"""
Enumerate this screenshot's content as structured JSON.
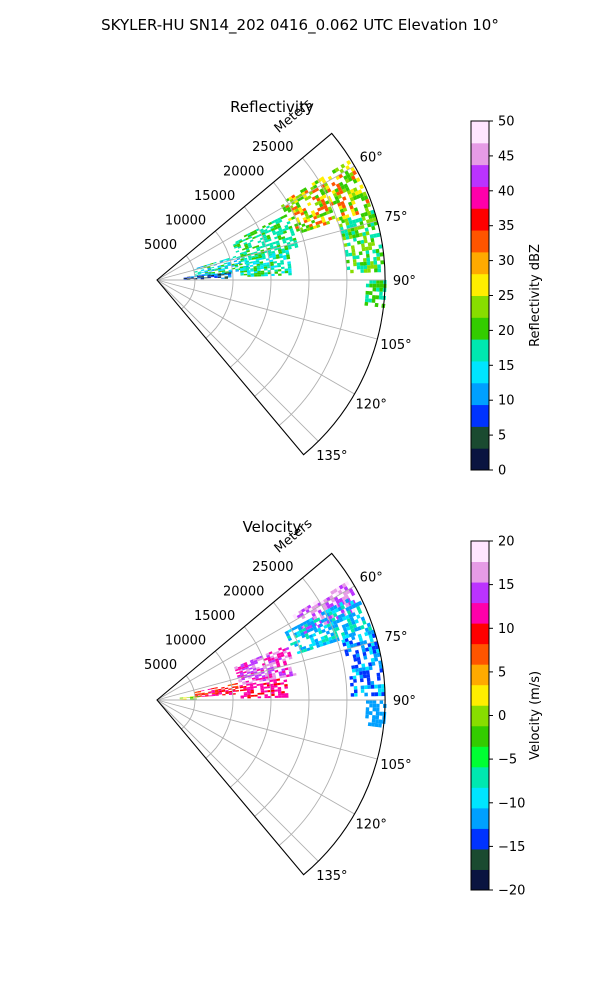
{
  "figure_title": "SKYLER-HU  SN14_202  0416_0.062 UTC Elevation 10°",
  "chart_data": [
    {
      "type": "polar-sector",
      "panel": "reflectivity",
      "title": "Reflectivity",
      "radial_label": "Meters",
      "radial_ticks": [
        5000,
        10000,
        15000,
        20000,
        25000
      ],
      "radial_tick_labels": [
        "5000",
        "10000",
        "15000",
        "20000",
        "25000"
      ],
      "rmax": 30000,
      "theta_range_deg": [
        50,
        140
      ],
      "theta_ticks": [
        60,
        75,
        90,
        105,
        120,
        135
      ],
      "theta_tick_labels": [
        "60°",
        "75°",
        "90°",
        "105°",
        "120°",
        "135°"
      ],
      "grid": true,
      "colorbar": {
        "label": "Reflectivity dBZ",
        "vmin": 0,
        "vmax": 50,
        "ticks": [
          0,
          5,
          10,
          15,
          20,
          25,
          30,
          35,
          40,
          45,
          50
        ],
        "tick_labels": [
          "0",
          "5",
          "10",
          "15",
          "20",
          "25",
          "30",
          "35",
          "40",
          "45",
          "50"
        ],
        "stops": [
          "#0a1440",
          "#1a4a30",
          "#0033ff",
          "#00a0ff",
          "#00e5ff",
          "#00e8b0",
          "#33cc00",
          "#88dd00",
          "#ffee00",
          "#ffaa00",
          "#ff5500",
          "#ff0000",
          "#ff00aa",
          "#bb33ff",
          "#e69be6",
          "#ffe6ff"
        ]
      },
      "echo_regions": [
        {
          "az_min": 58,
          "az_max": 72,
          "r_min": 19000,
          "r_max": 29500,
          "values": [
            20,
            24,
            28,
            33
          ]
        },
        {
          "az_min": 72,
          "az_max": 88,
          "r_min": 25000,
          "r_max": 29800,
          "values": [
            18,
            20,
            22
          ]
        },
        {
          "az_min": 63,
          "az_max": 78,
          "r_min": 11000,
          "r_max": 19000,
          "values": [
            16,
            18,
            20
          ]
        },
        {
          "az_min": 73,
          "az_max": 85,
          "r_min": 5000,
          "r_max": 12000,
          "values": [
            12,
            14,
            16,
            18,
            20
          ]
        },
        {
          "az_min": 84,
          "az_max": 89,
          "r_min": 3500,
          "r_max": 9500,
          "values": [
            3,
            5,
            8,
            11
          ]
        },
        {
          "az_min": 77,
          "az_max": 88,
          "r_min": 11000,
          "r_max": 17500,
          "values": [
            13,
            16,
            19
          ]
        },
        {
          "az_min": 90,
          "az_max": 97,
          "r_min": 27500,
          "r_max": 29900,
          "values": [
            18,
            20
          ]
        }
      ]
    },
    {
      "type": "polar-sector",
      "panel": "velocity",
      "title": "Velocity",
      "radial_label": "Meters",
      "radial_ticks": [
        5000,
        10000,
        15000,
        20000,
        25000
      ],
      "radial_tick_labels": [
        "5000",
        "10000",
        "15000",
        "20000",
        "25000"
      ],
      "rmax": 30000,
      "theta_range_deg": [
        50,
        140
      ],
      "theta_ticks": [
        60,
        75,
        90,
        105,
        120,
        135
      ],
      "theta_tick_labels": [
        "60°",
        "75°",
        "90°",
        "105°",
        "120°",
        "135°"
      ],
      "grid": true,
      "colorbar": {
        "label": "Velocity (m/s)",
        "vmin": -20,
        "vmax": 20,
        "ticks": [
          -20,
          -15,
          -10,
          -5,
          0,
          5,
          10,
          15,
          20
        ],
        "tick_labels": [
          "−20",
          "−15",
          "−10",
          "−5",
          "0",
          "5",
          "10",
          "15",
          "20"
        ],
        "stops": [
          "#0a1440",
          "#1a4a30",
          "#0033ff",
          "#00a0ff",
          "#00e5ff",
          "#00e8b0",
          "#00ff33",
          "#33cc00",
          "#88dd00",
          "#ffee00",
          "#ffaa00",
          "#ff5500",
          "#ff0000",
          "#ff00aa",
          "#bb33ff",
          "#e69be6",
          "#ffe6ff"
        ]
      },
      "echo_regions": [
        {
          "az_min": 58,
          "az_max": 66,
          "r_min": 21000,
          "r_max": 29500,
          "values": [
            14,
            16,
            18
          ]
        },
        {
          "az_min": 62,
          "az_max": 72,
          "r_min": 19000,
          "r_max": 29500,
          "values": [
            -12,
            -10,
            -8,
            -11
          ]
        },
        {
          "az_min": 72,
          "az_max": 89,
          "r_min": 25500,
          "r_max": 29800,
          "values": [
            -12,
            -10,
            -13
          ]
        },
        {
          "az_min": 67,
          "az_max": 80,
          "r_min": 11000,
          "r_max": 18500,
          "values": [
            12,
            14,
            16
          ]
        },
        {
          "az_min": 78,
          "az_max": 86,
          "r_min": 5000,
          "r_max": 10500,
          "values": [
            8,
            9,
            10,
            11
          ]
        },
        {
          "az_min": 84,
          "az_max": 89,
          "r_min": 3000,
          "r_max": 5500,
          "values": [
            -2,
            0,
            2
          ]
        },
        {
          "az_min": 80,
          "az_max": 89,
          "r_min": 11000,
          "r_max": 17000,
          "values": [
            10,
            11,
            12
          ]
        },
        {
          "az_min": 90,
          "az_max": 97,
          "r_min": 27500,
          "r_max": 29900,
          "values": [
            -11,
            -12
          ]
        }
      ]
    }
  ]
}
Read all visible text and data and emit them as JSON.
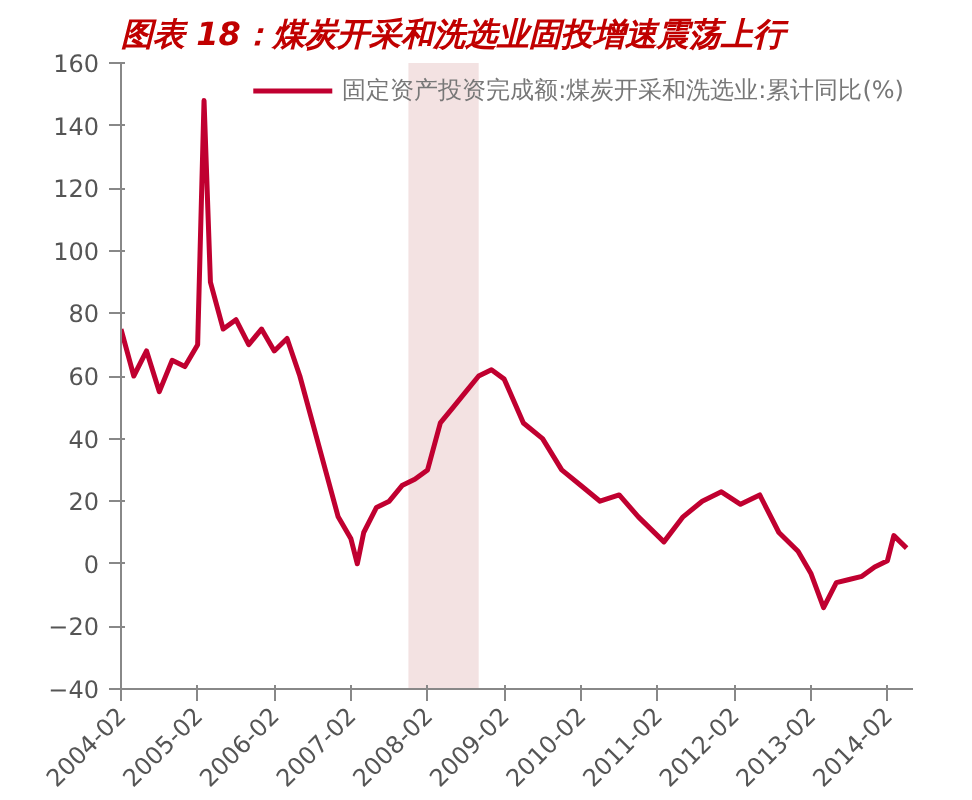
"""
> _Short task_:
Each record should be quoted exactly, with the images omitted.

> _Reply_:
Enumerate this screenshot's content as structured JSON.
{
  "figure_title": "SKYLER-HU  SN14_202  0416_0.062 UTC Elevation 10°",
  "chart_data": [
    {
      "type": "polar-sector",
      "panel": "reflectivity",
      "title": "Reflectivity",
      "radial_label": "Meters",
      "radial_ticks": [
        5000,
        10000,
        15000,
        20000,
        25000
      ],
      "radial_tick_labels": [
        "5000",
        "10000",
        "15000",
        "20000",
        "25000"
      ],
      "rmax": 30000,
      "theta_range_deg": [
        50,
        140
      ],
      "theta_ticks": [
        60,
        75,
        90,
        105,
        120,
        135
      ],
      "theta_tick_labels": [
        "60°",
        "75°",
        "90°",
        "105°",
        "120°",
        "135°"
      ],
      "grid": true,
      "colorbar": {
        "label": "Reflectivity dBZ",
        "vmin": 0,
        "vmax": 50,
        "ticks": [
          0,
          5,
          10,
          15,
          20,
          25,
          30,
          35,
          40,
          45,
          50
        ],
        "tick_labels": [
          "0",
          "5",
          "10",
          "15",
          "20",
          "25",
          "30",
          "35",
          "40",
          "45",
          "50"
        ],
        "stops": [
          "#0a1440",
          "#1a4a30",
          "#0033ff",
          "#00a0ff",
          "#00e5ff",
          "#00e8b0",
          "#33cc00",
          "#88dd00",
          "#ffee00",
          "#ffaa00",
          "#ff5500",
          "#ff0000",
          "#ff00aa",
          "#bb33ff",
          "#e69be6",
          "#ffe6ff"
        ]
      },
      "echo_regions": [
        {
          "az_min": 58,
          "az_max": 72,
          "r_min": 19000,
          "r_max": 29500,
          "values": [
            20,
            24,
            28,
            33
          ]
        },
        {
          "az_min": 72,
          "az_max": 88,
          "r_min": 25000,
          "r_max": 29800,
          "values": [
            18,
            20,
            22
          ]
        },
        {
          "az_min": 63,
          "az_max": 78,
          "r_min": 11000,
          "r_max": 19000,
          "values": [
            16,
            18,
            20
          ]
        },
        {
          "az_min": 73,
          "az_max": 85,
          "r_min": 5000,
          "r_max": 12000,
          "values": [
            12,
            14,
            16,
            18,
            20
          ]
        },
        {
          "az_min": 84,
          "az_max": 89,
          "r_min": 3500,
          "r_max": 9500,
          "values": [
            3,
            5,
            8,
            11
          ]
        },
        {
          "az_min": 77,
          "az_max": 88,
          "r_min": 11000,
          "r_max": 17500,
          "values": [
            13,
            16,
            19
          ]
        },
        {
          "az_min": 90,
          "az_max": 97,
          "r_min": 27500,
          "r_max": 29900,
          "values": [
            18,
            20
          ]
        }
      ]
    },
    {
      "type": "polar-sector",
      "panel": "velocity",
      "title": "Velocity",
      "radial_label": "Meters",
      "radial_ticks": [
        5000,
        10000,
        15000,
        20000,
        25000
      ],
      "radial_tick_labels": [
        "5000",
        "10000",
        "15000",
        "20000",
        "25000"
      ],
      "rmax": 30000,
      "theta_range_deg": [
        50,
        140
      ],
      "theta_ticks": [
        60,
        75,
        90,
        105,
        120,
        135
      ],
      "theta_tick_labels": [
        "60°",
        "75°",
        "90°",
        "105°",
        "120°",
        "135°"
      ],
      "grid": true,
      "colorbar": {
        "label": "Velocity (m/s)",
        "vmin": -20,
        "vmax": 20,
        "ticks": [
          -20,
          -15,
          -10,
          -5,
          0,
          5,
          10,
          15,
          20
        ],
        "tick_labels": [
          "−20",
          "−15",
          "−10",
          "−5",
          "0",
          "5",
          "10",
          "15",
          "20"
        ],
        "stops": [
          "#0a1440",
          "#1a4a30",
          "#0033ff",
          "#00a0ff",
          "#00e5ff",
          "#00e8b0",
          "#00ff33",
          "#33cc00",
          "#88dd00",
          "#ffee00",
          "#ffaa00",
          "#ff5500",
          "#ff0000",
          "#ff00aa",
          "#bb33ff",
          "#e69be6",
          "#ffe6ff"
        ]
      },
      "echo_regions": [
        {
          "az_min": 58,
          "az_max": 66,
          "r_min": 21000,
          "r_max": 29500,
          "values": [
            14,
            16,
            18
          ]
        },
        {
          "az_min": 62,
          "az_max": 72,
          "r_min": 19000,
          "r_max": 29500,
          "values": [
            -12,
            -10,
            -8,
            -11
          ]
        },
        {
          "az_min": 72,
          "az_max": 89,
          "r_min": 25500,
          "r_max": 29800,
          "values": [
            -12,
            -10,
            -13
          ]
        },
        {
          "az_min": 67,
          "az_max": 80,
          "r_min": 11000,
          "r_max": 18500,
          "values": [
            12,
            14,
            16
          ]
        },
        {
          "az_min": 78,
          "az_max": 86,
          "r_min": 5000,
          "r_max": 10500,
          "values": [
            8,
            9,
            10,
            11
          ]
        },
        {
          "az_min": 84,
          "az_max": 89,
          "r_min": 3000,
          "r_max": 5500,
          "values": [
            -2,
            0,
            2
          ]
        },
        {
          "az_min": 80,
          "az_max": 89,
          "r_min": 11000,
          "r_max": 17000,
          "values": [
            10,
            11,
            12
          ]
        },
        {
          "az_min": 90,
          "az_max": 97,
          "r_min": 27500,
          "r_max": 29900,
          "values": [
            -11,
            -12
          ]
        }
      ]
    }
  ]
}
Read all visible text and data and emit them as JSON.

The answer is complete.